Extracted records
______

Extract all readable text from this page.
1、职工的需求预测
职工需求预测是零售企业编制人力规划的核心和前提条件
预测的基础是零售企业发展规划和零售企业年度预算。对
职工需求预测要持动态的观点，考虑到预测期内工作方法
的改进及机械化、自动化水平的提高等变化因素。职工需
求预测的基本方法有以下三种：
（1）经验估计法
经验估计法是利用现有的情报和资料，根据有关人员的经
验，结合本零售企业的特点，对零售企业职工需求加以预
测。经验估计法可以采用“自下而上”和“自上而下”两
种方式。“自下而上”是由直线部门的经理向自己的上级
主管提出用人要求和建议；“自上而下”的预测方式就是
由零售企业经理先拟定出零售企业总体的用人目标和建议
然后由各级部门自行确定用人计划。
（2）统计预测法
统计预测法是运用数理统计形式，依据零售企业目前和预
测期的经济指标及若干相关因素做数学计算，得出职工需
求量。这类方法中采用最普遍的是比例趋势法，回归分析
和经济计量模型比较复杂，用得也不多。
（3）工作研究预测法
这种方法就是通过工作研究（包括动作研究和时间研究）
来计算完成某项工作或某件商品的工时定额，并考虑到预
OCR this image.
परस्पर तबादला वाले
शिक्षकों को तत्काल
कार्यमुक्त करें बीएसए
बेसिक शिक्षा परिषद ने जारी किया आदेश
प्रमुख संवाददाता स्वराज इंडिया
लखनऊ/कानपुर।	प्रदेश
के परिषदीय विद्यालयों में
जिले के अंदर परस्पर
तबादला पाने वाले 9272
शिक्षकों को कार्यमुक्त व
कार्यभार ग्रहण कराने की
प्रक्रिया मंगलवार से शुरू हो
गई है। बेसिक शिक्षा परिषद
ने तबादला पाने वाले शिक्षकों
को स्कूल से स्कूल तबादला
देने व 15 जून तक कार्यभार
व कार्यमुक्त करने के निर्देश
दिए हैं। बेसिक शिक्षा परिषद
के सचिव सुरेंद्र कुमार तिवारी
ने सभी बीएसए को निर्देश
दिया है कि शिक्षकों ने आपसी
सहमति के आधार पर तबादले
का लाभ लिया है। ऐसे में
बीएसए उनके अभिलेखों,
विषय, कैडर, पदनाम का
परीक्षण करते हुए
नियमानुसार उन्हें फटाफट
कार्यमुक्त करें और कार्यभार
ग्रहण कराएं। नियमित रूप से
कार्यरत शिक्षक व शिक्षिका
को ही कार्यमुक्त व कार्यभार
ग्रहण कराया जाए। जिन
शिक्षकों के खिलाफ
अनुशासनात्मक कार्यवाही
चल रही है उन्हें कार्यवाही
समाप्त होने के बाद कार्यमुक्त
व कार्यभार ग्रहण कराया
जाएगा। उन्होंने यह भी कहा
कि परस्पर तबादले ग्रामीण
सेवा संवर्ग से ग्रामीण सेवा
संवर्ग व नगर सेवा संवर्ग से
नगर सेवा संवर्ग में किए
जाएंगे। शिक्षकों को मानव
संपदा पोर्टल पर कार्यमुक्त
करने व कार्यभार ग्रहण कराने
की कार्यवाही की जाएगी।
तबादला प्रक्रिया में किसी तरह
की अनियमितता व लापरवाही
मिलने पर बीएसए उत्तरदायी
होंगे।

______

• Your objective: Reproduce every record, matching each line exactly.

• Written solution:
Extract all readable text from this page.
1、职工的需求预测
职工需求预测是零售企业编制人力规划的核心和前提条件
预测的基础是零售企业发展规划和零售企业年度预算。对
职工需求预测要持动态的观点，考虑到预测期内工作方法
的改进及机械化、自动化水平的提高等变化因素。职工需
求预测的基本方法有以下三种：
（1）经验估计法
经验估计法是利用现有的情报和资料，根据有关人员的经
验，结合本零售企业的特点，对零售企业职工需求加以预
测。经验估计法可以采用“自下而上”和“自上而下”两
种方式。“自下而上”是由直线部门的经理向自己的上级
主管提出用人要求和建议；“自上而下”的预测方式就是
由零售企业经理先拟定出零售企业总体的用人目标和建议
然后由各级部门自行确定用人计划。
（2）统计预测法
统计预测法是运用数理统计形式，依据零售企业目前和预
测期的经济指标及若干相关因素做数学计算，得出职工需
求量。这类方法中采用最普遍的是比例趋势法，回归分析
和经济计量模型比较复杂，用得也不多。
（3）工作研究预测法
这种方法就是通过工作研究（包括动作研究和时间研究）
来计算完成某项工作或某件商品的工时定额，并考虑到预
OCR this image.
परस्पर तबादला वाले
शिक्षकों को तत्काल
कार्यमुक्त करें बीएसए
बेसिक शिक्षा परिषद ने जारी किया आदेश
प्रमुख संवाददाता स्वराज इंडिया
लखनऊ/कानपुर।	प्रदेश
के परिषदीय विद्यालयों में
जिले के अंदर परस्पर
तबादला पाने वाले 9272
शिक्षकों को कार्यमुक्त व
कार्यभार ग्रहण कराने की
प्रक्रिया मंगलवार से शुरू हो
गई है। बेसिक शिक्षा परिषद
ने तबादला पाने वाले शिक्षकों
को स्कूल से स्कूल तबादला
देने व 15 जून तक कार्यभार
व कार्यमुक्त करने के निर्देश
दिए हैं। बेसिक शिक्षा परिषद
के सचिव सुरेंद्र कुमार तिवारी
ने सभी बीएसए को निर्देश
दिया है कि शिक्षकों ने आपसी
सहमति के आधार पर तबादले
का लाभ लिया है। ऐसे में
बीएसए उनके अभिलेखों,
विषय, कैडर, पदनाम का
परीक्षण करते हुए
नियमानुसार उन्हें फटाफट
कार्यमुक्त करें और कार्यभार
ग्रहण कराएं। नियमित रूप से
कार्यरत शिक्षक व शिक्षिका
को ही कार्यमुक्त व कार्यभार
ग्रहण कराया जाए। जिन
शिक्षकों के खिलाफ
अनुशासनात्मक कार्यवाही
चल रही है उन्हें कार्यवाही
समाप्त होने के बाद कार्यमुक्त
व कार्यभार ग्रहण कराया
जाएगा। उन्होंने यह भी कहा
कि परस्पर तबादले ग्रामीण
सेवा संवर्ग से ग्रामीण सेवा
संवर्ग व नगर सेवा संवर्ग से
नगर सेवा संवर्ग में किए
जाएंगे। शिक्षकों को मानव
संपदा पोर्टल पर कार्यमुक्त
करने व कार्यभार ग्रहण कराने
की कार्यवाही की जाएगी।
तबादला प्रक्रिया में किसी तरह
की अनियमितता व लापरवाही
मिलने पर बीएसए उत्तरदायी
होंगे।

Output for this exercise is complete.